§ **Given task**
Go through the listing and write out all of it exactly.

§ **Working data**
━━━

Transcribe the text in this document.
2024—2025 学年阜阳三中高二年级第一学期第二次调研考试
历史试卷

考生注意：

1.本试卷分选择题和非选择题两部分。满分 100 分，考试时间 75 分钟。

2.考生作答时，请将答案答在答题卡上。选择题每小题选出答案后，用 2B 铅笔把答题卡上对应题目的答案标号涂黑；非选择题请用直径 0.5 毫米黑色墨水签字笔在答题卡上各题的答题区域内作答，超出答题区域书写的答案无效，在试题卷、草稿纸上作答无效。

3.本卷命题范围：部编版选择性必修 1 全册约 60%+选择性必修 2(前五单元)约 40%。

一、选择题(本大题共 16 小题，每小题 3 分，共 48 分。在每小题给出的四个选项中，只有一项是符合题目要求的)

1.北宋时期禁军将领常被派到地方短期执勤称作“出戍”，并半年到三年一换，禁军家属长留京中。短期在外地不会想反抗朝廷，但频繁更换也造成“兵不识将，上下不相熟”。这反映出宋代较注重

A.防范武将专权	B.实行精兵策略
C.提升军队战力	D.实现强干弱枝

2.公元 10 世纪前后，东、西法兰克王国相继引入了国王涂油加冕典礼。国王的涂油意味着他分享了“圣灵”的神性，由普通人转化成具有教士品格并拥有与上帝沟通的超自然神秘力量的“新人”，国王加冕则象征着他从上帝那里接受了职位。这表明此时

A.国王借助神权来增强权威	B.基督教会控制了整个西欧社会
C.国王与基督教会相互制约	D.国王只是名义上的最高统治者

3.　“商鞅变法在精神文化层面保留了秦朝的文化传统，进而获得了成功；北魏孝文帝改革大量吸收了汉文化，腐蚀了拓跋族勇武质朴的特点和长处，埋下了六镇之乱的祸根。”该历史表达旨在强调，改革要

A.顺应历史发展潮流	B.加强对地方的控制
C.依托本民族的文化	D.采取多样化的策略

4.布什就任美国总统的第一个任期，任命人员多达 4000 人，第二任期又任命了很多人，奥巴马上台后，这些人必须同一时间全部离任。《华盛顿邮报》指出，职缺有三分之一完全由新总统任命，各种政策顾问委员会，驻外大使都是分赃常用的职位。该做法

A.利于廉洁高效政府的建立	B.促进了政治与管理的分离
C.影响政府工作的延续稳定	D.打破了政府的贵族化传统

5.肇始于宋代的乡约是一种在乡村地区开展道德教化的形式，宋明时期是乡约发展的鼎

━━━

§ **Correct response**
Transcribe the text in this document.
2024—2025 学年阜阳三中高二年级第一学期第二次调研考试
历史试卷

考生注意：

1.本试卷分选择题和非选择题两部分。满分 100 分，考试时间 75 分钟。

2.考生作答时，请将答案答在答题卡上。选择题每小题选出答案后，用 2B 铅笔把答题卡上对应题目的答案标号涂黑；非选择题请用直径 0.5 毫米黑色墨水签字笔在答题卡上各题的答题区域内作答，超出答题区域书写的答案无效，在试题卷、草稿纸上作答无效。

3.本卷命题范围：部编版选择性必修 1 全册约 60%+选择性必修 2(前五单元)约 40%。

一、选择题(本大题共 16 小题，每小题 3 分，共 48 分。在每小题给出的四个选项中，只有一项是符合题目要求的)

1.北宋时期禁军将领常被派到地方短期执勤称作“出戍”，并半年到三年一换，禁军家属长留京中。短期在外地不会想反抗朝廷，但频繁更换也造成“兵不识将，上下不相熟”。这反映出宋代较注重

A.防范武将专权	B.实行精兵策略
C.提升军队战力	D.实现强干弱枝

2.公元 10 世纪前后，东、西法兰克王国相继引入了国王涂油加冕典礼。国王的涂油意味着他分享了“圣灵”的神性，由普通人转化成具有教士品格并拥有与上帝沟通的超自然神秘力量的“新人”，国王加冕则象征着他从上帝那里接受了职位。这表明此时

A.国王借助神权来增强权威	B.基督教会控制了整个西欧社会
C.国王与基督教会相互制约	D.国王只是名义上的最高统治者

3.　“商鞅变法在精神文化层面保留了秦朝的文化传统，进而获得了成功；北魏孝文帝改革大量吸收了汉文化，腐蚀了拓跋族勇武质朴的特点和长处，埋下了六镇之乱的祸根。”该历史表达旨在强调，改革要

A.顺应历史发展潮流	B.加强对地方的控制
C.依托本民族的文化	D.采取多样化的策略

4.布什就任美国总统的第一个任期，任命人员多达 4000 人，第二任期又任命了很多人，奥巴马上台后，这些人必须同一时间全部离任。《华盛顿邮报》指出，职缺有三分之一完全由新总统任命，各种政策顾问委员会，驻外大使都是分赃常用的职位。该做法

A.利于廉洁高效政府的建立	B.促进了政治与管理的分离
C.影响政府工作的延续稳定	D.打破了政府的贵族化传统

5.肇始于宋代的乡约是一种在乡村地区开展道德教化的形式，宋明时期是乡约发展的鼎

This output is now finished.